## [Extract to read]
-------------------------

The world isn’t just x86 anymore.

  • Apple Silicon (M1/M2/M3) – almost every new Mac.
  • ARM64 servers – AWS Graviton, Azure Ampere, GCP Tau.
  • Edge devices – Raspberry Pis, Rockchip boards, smart TVs.

Your users run on all of them. If you only test on GitHub’s default `ubuntu-latest` (x86), you’re shipping untested code to a huge portion of your audience.

I learned this the hard way. A library we maintained for image processing worked flawlessly on our dev machines. A user on an M2 MacBook reported a 5x performance regression. We couldn’t replicate it. Turns out, we had a subtle alignment issue that only appeared on ARM. That issue sat open for three weeks while we fumbled with manual testing.

Never again.

The Two Approaches: Emulation vs Native

You have two ways to run ARM CI on GitHub Actions:

  1. QEMU emulation – run ARM containers on x86 runners.
  2. Native ARM runners – use the `ubuntu-24.04-arm` runner (GitHub’s newest addition).

I’ll be blunt: QEMU is slow. Really slow. Running a full test suite under emulation can take 3x to 5x longer than native. For a project with 500+ tests, that’s the difference between a 10-minute CI and a 45-minute one.

But native ARM runners weren’t available until late 2023. Many projects still default to emulation because they don’t know better.

-------------------------

Layout annotation records:
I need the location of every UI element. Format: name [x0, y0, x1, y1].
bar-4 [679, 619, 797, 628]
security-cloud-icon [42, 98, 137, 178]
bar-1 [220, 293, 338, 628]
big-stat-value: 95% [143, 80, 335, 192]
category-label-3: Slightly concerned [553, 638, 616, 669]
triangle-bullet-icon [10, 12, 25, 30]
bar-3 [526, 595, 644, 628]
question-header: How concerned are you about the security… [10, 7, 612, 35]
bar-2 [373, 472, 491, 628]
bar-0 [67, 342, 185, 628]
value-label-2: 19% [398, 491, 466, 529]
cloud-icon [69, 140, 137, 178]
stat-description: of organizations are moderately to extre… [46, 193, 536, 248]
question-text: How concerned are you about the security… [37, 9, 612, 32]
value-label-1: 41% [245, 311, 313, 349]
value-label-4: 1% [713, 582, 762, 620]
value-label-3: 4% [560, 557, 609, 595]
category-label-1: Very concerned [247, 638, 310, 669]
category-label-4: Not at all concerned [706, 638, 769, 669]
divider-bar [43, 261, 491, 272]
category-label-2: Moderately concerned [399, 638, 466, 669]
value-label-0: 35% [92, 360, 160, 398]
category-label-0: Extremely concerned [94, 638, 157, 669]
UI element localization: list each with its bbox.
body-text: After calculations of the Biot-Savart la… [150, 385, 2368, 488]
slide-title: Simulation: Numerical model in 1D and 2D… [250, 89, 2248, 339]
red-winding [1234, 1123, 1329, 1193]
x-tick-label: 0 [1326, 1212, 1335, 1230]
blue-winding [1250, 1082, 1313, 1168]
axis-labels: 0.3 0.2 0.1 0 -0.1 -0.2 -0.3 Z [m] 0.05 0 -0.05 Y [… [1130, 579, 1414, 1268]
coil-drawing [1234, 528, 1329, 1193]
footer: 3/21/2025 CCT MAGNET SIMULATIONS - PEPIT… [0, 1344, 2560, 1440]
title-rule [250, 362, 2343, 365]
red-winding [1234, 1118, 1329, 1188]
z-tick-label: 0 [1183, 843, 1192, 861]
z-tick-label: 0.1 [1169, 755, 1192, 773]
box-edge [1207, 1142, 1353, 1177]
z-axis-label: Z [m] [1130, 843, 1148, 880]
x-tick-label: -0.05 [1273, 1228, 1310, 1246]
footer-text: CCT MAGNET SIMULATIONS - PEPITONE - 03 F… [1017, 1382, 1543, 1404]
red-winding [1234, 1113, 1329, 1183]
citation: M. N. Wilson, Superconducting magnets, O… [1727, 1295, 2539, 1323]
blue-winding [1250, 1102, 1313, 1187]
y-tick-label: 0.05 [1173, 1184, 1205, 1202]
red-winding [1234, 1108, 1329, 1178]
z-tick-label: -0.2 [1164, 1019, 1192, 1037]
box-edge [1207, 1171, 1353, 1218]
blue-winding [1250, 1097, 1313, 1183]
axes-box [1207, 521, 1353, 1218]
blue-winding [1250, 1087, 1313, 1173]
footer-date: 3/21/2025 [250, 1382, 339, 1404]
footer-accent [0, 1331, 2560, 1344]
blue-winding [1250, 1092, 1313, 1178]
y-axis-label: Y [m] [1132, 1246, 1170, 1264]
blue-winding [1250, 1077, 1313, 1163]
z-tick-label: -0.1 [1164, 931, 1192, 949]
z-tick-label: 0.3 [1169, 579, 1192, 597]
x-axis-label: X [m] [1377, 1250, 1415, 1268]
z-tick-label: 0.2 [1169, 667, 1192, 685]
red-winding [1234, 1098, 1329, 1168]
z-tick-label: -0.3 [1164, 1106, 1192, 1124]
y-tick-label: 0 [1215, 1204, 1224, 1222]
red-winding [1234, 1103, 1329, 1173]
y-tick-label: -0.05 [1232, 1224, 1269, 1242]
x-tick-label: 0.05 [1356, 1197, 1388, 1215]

-------------------------

## [Problem requirements]
Output the passage of the ARM CI article starting at "Never again." and ending at "on x86 runners.", copied word for word.

## [Task answer]
Never again.

The Two Approaches: Emulation vs Native

You have two ways to run ARM CI on GitHub Actions:

  1. QEMU emulation – run ARM containers on x86 runners.